### Supplied information
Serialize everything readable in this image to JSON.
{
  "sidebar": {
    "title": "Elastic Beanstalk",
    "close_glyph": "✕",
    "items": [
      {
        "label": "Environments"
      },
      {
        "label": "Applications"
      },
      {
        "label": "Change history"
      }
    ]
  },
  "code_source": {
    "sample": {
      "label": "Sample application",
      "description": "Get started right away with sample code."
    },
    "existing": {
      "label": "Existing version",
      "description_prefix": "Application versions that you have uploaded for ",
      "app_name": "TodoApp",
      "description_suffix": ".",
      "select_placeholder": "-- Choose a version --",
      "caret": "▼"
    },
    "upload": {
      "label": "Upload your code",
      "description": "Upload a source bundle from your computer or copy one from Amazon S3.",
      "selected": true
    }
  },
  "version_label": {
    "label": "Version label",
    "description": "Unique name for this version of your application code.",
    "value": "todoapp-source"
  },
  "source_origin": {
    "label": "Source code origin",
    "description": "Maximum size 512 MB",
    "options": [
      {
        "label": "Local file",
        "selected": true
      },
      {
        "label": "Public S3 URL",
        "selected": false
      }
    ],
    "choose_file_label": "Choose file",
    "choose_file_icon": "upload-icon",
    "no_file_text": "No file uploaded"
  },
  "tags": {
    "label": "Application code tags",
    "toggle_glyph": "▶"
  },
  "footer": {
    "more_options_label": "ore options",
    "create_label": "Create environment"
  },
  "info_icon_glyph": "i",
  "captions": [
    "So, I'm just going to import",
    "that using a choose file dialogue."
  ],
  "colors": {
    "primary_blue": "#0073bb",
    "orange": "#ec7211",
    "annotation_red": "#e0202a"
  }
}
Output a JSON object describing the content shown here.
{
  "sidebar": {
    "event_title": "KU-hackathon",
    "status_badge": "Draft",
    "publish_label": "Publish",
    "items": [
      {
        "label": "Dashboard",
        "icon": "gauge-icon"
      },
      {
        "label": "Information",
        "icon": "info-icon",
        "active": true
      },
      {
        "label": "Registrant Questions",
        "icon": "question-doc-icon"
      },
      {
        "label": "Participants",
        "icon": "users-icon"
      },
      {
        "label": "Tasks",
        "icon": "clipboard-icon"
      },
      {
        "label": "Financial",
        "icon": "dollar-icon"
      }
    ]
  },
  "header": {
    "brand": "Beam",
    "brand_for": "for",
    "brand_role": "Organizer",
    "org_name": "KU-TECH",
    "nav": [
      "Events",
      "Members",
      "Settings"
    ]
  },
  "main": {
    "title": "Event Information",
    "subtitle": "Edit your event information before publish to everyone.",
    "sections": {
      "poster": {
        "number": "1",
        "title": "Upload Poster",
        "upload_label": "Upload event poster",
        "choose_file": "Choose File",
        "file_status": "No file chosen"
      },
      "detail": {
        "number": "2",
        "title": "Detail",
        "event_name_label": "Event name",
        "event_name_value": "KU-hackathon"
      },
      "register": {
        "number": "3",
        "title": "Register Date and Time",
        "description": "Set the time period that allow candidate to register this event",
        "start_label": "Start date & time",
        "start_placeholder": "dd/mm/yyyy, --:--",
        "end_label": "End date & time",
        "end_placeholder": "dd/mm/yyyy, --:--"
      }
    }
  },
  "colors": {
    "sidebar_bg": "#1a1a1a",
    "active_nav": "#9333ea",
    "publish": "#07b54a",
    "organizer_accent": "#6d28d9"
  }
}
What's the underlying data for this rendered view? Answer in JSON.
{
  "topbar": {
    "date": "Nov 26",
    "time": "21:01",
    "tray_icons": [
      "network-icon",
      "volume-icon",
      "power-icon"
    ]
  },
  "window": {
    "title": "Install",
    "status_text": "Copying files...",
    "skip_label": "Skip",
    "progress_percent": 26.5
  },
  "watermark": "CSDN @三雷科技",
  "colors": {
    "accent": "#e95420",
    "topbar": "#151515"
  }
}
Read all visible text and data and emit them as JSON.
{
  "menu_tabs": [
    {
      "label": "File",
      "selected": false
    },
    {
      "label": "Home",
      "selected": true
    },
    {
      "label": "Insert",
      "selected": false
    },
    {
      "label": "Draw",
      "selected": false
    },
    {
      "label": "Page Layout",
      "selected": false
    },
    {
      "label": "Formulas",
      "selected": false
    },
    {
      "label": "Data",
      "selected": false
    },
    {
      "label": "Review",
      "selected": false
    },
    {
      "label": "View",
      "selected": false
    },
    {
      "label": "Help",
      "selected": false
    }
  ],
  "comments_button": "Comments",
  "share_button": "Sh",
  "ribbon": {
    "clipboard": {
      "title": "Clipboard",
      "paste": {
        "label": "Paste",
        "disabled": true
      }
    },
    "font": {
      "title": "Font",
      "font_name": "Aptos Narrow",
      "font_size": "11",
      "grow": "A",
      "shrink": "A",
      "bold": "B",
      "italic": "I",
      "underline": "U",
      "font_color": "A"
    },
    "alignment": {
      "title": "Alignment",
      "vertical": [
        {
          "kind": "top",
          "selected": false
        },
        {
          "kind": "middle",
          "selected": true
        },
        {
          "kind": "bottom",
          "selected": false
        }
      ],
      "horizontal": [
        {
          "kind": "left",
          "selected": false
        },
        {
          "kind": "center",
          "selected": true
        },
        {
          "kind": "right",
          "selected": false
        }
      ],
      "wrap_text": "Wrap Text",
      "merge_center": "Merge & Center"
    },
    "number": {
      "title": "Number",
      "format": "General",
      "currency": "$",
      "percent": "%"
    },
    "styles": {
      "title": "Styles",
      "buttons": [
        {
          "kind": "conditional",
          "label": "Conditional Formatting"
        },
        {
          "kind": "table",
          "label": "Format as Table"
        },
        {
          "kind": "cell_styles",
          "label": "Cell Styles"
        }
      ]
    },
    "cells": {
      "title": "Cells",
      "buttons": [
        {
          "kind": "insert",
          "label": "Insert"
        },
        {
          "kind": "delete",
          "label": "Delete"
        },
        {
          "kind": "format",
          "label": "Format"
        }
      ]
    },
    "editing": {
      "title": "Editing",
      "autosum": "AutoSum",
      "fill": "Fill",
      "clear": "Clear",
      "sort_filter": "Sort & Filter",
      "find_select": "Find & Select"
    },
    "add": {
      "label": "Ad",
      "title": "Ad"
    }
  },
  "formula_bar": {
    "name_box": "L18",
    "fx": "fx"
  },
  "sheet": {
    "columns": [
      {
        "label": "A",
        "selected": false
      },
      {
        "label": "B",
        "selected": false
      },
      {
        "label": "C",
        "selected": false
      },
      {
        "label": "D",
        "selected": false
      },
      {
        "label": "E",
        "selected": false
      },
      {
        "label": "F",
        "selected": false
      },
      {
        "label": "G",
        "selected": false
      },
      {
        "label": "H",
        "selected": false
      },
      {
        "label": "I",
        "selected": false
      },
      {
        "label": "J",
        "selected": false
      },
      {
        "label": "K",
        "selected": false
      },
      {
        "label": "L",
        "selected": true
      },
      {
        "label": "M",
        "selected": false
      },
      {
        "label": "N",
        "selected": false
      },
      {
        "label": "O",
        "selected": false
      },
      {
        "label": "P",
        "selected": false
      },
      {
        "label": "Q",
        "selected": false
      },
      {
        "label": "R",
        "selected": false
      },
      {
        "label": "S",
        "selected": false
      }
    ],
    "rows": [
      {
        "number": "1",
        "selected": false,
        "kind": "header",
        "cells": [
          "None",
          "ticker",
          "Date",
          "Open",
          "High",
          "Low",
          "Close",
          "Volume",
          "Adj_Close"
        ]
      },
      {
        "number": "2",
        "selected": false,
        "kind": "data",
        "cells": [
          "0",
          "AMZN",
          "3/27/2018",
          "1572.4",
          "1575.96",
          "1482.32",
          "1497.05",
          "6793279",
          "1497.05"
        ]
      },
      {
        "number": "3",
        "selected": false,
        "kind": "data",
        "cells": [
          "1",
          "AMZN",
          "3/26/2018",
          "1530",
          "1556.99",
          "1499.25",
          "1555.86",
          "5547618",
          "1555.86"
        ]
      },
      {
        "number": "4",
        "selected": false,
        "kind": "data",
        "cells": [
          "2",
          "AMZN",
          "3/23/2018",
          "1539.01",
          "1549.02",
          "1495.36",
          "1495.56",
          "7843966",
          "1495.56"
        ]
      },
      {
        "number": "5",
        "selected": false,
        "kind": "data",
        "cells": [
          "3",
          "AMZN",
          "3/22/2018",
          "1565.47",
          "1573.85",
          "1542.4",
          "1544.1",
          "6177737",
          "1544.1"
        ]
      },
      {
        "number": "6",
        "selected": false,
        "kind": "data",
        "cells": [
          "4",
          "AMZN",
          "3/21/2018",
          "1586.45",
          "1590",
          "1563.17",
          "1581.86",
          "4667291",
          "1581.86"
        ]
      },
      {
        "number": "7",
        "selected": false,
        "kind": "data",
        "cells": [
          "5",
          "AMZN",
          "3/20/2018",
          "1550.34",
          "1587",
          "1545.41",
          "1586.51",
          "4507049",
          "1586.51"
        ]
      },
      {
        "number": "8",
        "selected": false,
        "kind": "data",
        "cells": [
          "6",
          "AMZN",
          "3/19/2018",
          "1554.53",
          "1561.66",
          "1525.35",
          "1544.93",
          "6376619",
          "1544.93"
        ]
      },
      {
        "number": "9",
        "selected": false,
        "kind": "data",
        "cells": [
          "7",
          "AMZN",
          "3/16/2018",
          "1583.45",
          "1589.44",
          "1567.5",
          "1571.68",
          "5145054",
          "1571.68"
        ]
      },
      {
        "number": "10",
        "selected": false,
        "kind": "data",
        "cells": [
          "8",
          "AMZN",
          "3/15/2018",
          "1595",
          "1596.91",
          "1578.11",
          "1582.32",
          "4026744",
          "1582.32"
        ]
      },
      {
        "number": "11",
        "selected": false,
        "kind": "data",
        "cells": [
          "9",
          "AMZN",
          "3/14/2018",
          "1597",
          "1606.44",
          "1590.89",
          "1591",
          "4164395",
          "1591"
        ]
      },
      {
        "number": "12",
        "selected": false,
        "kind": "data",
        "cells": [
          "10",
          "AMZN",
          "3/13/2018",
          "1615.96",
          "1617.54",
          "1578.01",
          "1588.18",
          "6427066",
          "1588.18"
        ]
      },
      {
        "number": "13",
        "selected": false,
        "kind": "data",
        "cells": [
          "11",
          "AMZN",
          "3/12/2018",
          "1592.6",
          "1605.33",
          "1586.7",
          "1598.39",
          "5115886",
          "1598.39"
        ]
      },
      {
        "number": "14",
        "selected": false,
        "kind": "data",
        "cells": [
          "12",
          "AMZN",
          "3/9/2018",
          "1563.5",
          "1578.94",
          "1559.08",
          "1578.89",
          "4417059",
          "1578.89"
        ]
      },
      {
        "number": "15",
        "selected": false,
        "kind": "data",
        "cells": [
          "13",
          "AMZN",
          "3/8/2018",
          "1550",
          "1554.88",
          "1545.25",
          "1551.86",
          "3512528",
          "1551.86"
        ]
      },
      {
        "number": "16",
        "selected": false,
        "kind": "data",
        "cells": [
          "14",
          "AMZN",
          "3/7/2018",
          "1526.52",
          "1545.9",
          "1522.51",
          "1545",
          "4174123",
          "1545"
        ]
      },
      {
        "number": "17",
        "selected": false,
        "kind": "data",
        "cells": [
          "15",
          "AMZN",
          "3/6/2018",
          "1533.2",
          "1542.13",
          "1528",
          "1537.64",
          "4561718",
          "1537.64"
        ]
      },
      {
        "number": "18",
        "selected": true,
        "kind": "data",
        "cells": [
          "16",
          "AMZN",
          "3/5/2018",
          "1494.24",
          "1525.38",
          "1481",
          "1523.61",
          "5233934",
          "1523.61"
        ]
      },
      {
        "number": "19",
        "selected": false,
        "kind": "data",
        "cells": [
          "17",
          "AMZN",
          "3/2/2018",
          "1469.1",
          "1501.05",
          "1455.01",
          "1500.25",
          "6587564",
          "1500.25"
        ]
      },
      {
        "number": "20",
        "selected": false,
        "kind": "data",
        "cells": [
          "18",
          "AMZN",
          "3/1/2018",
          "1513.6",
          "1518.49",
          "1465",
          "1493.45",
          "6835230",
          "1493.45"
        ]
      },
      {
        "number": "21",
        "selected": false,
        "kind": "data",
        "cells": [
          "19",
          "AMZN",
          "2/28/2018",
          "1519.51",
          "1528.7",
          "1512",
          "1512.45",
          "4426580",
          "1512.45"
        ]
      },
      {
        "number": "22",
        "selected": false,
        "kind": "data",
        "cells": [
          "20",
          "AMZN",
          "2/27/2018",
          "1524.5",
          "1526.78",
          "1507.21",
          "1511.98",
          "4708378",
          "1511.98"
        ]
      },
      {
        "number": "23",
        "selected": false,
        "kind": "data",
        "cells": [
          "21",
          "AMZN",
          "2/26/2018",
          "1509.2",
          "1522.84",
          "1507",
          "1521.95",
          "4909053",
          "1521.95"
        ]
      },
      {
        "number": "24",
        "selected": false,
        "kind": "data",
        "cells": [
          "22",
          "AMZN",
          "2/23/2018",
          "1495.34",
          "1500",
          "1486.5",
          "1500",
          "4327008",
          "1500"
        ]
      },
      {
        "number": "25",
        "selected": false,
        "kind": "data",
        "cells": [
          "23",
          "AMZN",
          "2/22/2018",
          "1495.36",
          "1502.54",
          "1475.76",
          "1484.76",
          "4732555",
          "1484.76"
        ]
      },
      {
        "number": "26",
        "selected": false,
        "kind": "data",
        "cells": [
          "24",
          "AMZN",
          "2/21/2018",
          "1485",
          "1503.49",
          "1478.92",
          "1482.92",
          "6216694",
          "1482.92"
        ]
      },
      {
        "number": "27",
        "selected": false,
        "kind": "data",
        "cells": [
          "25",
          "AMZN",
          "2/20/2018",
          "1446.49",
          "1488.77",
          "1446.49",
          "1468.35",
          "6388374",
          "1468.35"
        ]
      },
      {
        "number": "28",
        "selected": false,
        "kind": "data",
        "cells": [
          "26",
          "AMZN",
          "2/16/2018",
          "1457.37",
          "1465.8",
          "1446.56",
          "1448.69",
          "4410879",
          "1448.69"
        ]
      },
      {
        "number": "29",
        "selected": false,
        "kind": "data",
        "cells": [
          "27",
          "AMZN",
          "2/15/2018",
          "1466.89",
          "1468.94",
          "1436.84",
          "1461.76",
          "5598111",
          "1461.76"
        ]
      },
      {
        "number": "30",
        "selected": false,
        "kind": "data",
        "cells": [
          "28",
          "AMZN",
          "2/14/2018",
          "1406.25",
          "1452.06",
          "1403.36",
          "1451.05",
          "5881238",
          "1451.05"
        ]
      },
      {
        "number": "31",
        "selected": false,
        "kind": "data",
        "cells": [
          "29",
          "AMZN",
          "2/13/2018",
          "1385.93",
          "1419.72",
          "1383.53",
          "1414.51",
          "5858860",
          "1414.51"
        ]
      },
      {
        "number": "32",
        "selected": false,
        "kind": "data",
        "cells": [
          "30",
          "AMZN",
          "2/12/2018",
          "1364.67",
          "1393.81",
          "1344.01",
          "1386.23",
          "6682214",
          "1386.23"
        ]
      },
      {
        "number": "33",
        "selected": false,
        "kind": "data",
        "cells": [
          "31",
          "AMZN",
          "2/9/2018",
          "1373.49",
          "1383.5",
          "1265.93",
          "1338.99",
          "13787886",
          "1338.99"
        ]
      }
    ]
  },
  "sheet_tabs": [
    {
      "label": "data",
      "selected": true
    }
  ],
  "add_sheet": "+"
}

### Problem
Return nothing except the number of lines that include the string "uploaded".

### Output of the exercise
2